_Exercise instructions_:
Copy every line of the records below where the word "image" occurs.

##### Records for the task

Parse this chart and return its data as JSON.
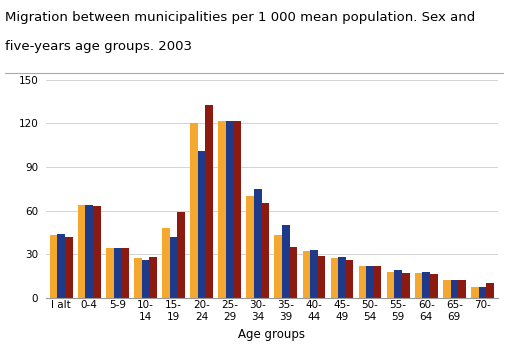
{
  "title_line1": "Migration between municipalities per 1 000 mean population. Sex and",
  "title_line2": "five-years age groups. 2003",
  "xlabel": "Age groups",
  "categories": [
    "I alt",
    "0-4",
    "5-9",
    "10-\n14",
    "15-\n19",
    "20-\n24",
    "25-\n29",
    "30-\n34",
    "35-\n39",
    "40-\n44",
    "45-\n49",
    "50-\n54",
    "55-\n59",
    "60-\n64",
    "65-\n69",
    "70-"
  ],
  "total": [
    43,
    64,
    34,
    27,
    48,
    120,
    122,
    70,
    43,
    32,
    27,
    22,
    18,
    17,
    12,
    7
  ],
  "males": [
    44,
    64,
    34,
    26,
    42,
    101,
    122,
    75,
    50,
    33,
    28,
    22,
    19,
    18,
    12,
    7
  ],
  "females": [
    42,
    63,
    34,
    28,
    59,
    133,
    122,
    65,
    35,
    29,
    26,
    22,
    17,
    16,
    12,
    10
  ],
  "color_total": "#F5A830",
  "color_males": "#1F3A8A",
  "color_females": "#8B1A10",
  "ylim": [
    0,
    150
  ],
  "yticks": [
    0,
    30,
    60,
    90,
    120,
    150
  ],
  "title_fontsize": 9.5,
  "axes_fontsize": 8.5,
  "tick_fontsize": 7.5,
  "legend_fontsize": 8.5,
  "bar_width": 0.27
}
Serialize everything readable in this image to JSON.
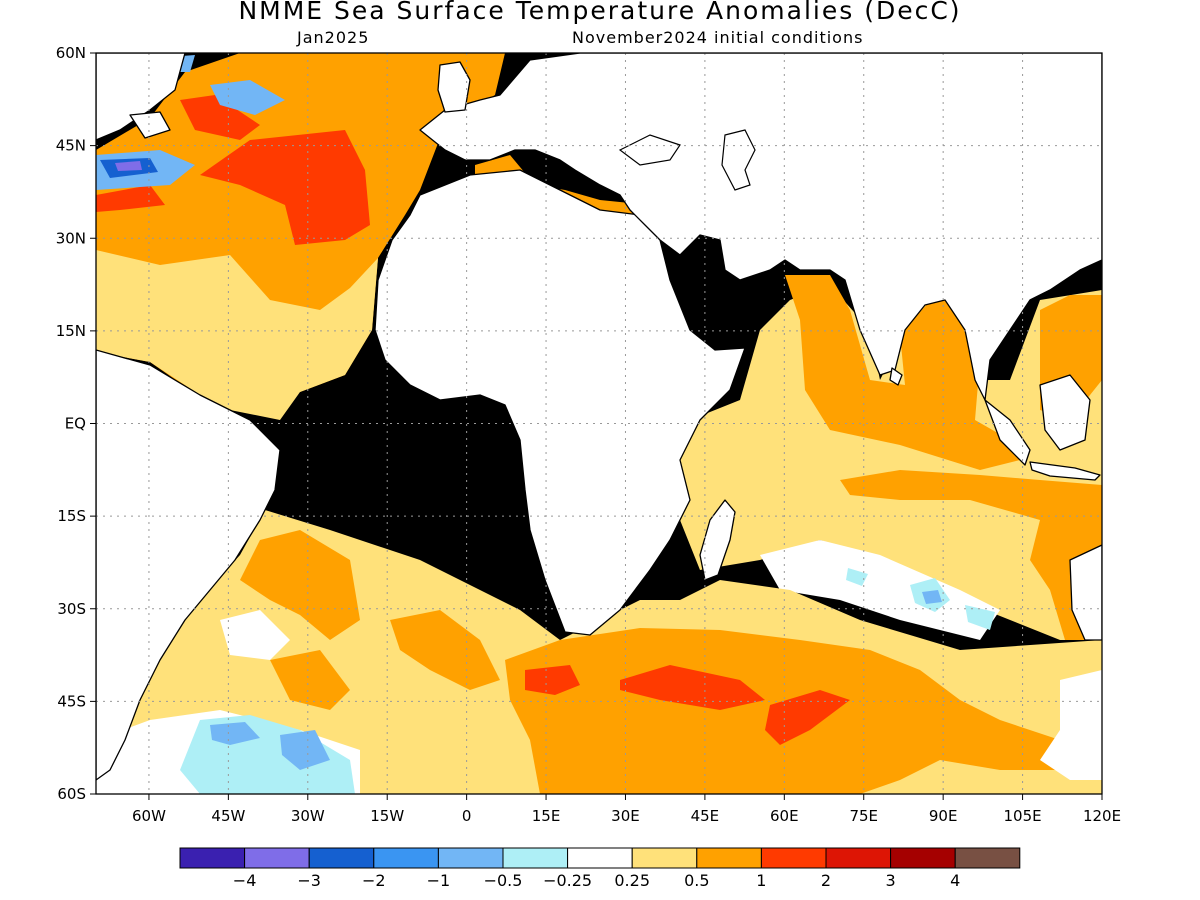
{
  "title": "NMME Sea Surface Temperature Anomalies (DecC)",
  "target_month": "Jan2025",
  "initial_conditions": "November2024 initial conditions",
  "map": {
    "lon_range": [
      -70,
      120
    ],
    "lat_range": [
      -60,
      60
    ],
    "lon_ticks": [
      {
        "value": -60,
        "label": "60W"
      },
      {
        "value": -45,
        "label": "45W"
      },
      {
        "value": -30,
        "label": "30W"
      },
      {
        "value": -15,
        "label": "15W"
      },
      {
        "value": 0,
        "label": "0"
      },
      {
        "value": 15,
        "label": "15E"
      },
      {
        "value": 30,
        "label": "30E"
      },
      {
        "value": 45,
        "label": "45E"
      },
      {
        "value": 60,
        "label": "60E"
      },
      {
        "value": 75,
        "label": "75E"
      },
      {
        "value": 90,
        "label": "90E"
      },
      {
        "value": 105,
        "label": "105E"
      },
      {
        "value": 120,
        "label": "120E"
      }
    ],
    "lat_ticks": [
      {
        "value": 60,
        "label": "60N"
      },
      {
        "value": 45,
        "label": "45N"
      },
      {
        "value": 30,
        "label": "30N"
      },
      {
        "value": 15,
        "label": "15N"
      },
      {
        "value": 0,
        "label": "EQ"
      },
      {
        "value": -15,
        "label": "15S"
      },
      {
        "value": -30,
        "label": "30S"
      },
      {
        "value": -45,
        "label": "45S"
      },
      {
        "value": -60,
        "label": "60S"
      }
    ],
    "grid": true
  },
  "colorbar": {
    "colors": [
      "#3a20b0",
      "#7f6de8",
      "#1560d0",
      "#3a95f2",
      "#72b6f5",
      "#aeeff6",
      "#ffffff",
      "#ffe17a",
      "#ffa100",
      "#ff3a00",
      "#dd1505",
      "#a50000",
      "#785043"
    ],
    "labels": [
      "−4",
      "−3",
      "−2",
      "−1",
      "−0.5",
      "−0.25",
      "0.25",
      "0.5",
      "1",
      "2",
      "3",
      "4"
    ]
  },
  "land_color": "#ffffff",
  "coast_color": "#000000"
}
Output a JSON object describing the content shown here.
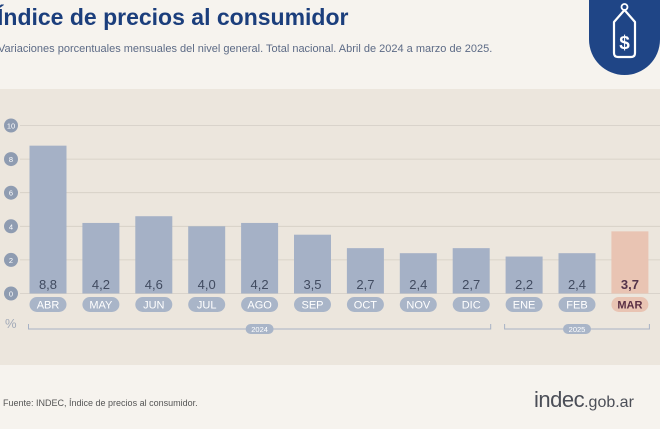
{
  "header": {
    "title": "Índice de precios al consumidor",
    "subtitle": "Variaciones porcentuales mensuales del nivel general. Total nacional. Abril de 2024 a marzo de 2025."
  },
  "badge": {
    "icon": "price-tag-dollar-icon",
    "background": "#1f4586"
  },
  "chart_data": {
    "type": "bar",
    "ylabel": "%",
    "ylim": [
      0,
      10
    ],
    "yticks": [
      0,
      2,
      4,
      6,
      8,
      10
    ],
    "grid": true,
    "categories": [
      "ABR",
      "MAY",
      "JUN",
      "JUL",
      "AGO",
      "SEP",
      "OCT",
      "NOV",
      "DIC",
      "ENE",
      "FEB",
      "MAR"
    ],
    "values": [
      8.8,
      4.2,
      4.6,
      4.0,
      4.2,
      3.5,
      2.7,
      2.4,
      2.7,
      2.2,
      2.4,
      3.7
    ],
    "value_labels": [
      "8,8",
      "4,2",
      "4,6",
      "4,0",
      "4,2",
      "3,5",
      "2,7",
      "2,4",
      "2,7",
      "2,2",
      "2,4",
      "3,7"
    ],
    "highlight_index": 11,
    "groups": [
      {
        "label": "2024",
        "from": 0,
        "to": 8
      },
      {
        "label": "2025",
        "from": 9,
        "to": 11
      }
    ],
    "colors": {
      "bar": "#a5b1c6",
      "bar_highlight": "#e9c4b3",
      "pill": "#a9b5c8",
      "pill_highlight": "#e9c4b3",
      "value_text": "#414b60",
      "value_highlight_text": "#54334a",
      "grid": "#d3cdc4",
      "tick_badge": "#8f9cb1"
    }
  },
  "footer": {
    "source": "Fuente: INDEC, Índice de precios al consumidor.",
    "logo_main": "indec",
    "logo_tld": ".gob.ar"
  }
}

##########
##### Records for the task

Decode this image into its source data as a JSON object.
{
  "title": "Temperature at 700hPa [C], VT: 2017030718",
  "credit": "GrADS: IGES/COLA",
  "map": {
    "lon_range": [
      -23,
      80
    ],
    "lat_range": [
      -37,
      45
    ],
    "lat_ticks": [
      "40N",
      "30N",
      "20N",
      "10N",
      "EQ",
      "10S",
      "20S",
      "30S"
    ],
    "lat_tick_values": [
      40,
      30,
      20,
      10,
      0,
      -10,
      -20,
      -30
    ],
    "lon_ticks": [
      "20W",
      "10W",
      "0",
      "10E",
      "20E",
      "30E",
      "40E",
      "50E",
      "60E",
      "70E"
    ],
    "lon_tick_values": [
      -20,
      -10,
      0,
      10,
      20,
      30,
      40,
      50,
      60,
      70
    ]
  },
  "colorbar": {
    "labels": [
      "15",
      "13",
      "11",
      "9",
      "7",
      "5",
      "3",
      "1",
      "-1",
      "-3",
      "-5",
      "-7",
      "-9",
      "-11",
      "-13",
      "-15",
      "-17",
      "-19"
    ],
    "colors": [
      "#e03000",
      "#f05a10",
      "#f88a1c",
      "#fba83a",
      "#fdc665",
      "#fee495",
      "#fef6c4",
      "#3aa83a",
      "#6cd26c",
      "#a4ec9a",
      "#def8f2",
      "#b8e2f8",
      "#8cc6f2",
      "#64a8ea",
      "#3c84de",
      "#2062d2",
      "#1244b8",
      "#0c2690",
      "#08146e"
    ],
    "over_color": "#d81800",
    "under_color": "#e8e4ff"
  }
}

##########

_Response_:
Serialize everything readable in this image to JSON.
Decode this image into its source data as a JSON object.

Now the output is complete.